(Extracted records)
☆ ☆ ☆ ☆ ☆

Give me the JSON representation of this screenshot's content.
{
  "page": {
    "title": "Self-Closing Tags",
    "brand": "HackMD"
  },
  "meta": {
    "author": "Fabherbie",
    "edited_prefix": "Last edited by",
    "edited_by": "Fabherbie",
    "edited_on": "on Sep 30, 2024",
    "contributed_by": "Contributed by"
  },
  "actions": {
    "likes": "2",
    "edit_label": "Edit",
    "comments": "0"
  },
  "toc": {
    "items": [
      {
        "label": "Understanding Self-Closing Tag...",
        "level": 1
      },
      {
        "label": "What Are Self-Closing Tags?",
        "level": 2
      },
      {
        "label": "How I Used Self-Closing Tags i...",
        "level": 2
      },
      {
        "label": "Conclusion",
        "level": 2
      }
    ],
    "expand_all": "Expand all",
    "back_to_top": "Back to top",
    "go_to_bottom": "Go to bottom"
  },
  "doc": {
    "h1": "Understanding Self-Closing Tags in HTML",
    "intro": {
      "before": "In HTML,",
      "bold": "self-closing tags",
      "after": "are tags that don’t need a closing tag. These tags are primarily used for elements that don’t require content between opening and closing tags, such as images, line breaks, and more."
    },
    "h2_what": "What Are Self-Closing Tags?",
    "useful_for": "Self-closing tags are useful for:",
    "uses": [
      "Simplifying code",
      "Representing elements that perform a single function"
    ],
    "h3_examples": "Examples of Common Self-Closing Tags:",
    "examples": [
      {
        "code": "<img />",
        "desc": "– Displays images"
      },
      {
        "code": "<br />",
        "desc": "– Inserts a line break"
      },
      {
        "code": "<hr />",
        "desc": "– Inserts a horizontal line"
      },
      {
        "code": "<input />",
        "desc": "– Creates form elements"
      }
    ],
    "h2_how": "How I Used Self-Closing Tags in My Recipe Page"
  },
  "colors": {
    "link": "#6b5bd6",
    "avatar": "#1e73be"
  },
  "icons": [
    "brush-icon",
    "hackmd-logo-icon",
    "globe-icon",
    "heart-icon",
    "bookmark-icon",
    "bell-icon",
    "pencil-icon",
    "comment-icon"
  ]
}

☆ ☆ ☆ ☆ ☆

Problem requirements - Extract the complete data, matching each line exactly.

Written response -
Give me the JSON representation of this screenshot's content.
{
  "page": {
    "title": "Self-Closing Tags",
    "brand": "HackMD"
  },
  "meta": {
    "author": "Fabherbie",
    "edited_prefix": "Last edited by",
    "edited_by": "Fabherbie",
    "edited_on": "on Sep 30, 2024",
    "contributed_by": "Contributed by"
  },
  "actions": {
    "likes": "2",
    "edit_label": "Edit",
    "comments": "0"
  },
  "toc": {
    "items": [
      {
        "label": "Understanding Self-Closing Tag...",
        "level": 1
      },
      {
        "label": "What Are Self-Closing Tags?",
        "level": 2
      },
      {
        "label": "How I Used Self-Closing Tags i...",
        "level": 2
      },
      {
        "label": "Conclusion",
        "level": 2
      }
    ],
    "expand_all": "Expand all",
    "back_to_top": "Back to top",
    "go_to_bottom": "Go to bottom"
  },
  "doc": {
    "h1": "Understanding Self-Closing Tags in HTML",
    "intro": {
      "before": "In HTML,",
      "bold": "self-closing tags",
      "after": "are tags that don’t need a closing tag. These tags are primarily used for elements that don’t require content between opening and closing tags, such as images, line breaks, and more."
    },
    "h2_what": "What Are Self-Closing Tags?",
    "useful_for": "Self-closing tags are useful for:",
    "uses": [
      "Simplifying code",
      "Representing elements that perform a single function"
    ],
    "h3_examples": "Examples of Common Self-Closing Tags:",
    "examples": [
      {
        "code": "<img />",
        "desc": "– Displays images"
      },
      {
        "code": "<br />",
        "desc": "– Inserts a line break"
      },
      {
        "code": "<hr />",
        "desc": "– Inserts a horizontal line"
      },
      {
        "code": "<input />",
        "desc": "– Creates form elements"
      }
    ],
    "h2_how": "How I Used Self-Closing Tags in My Recipe Page"
  },
  "colors": {
    "link": "#6b5bd6",
    "avatar": "#1e73be"
  },
  "icons": [
    "brush-icon",
    "hackmd-logo-icon",
    "globe-icon",
    "heart-icon",
    "bookmark-icon",
    "bell-icon",
    "pencil-icon",
    "comment-icon"
  ]
}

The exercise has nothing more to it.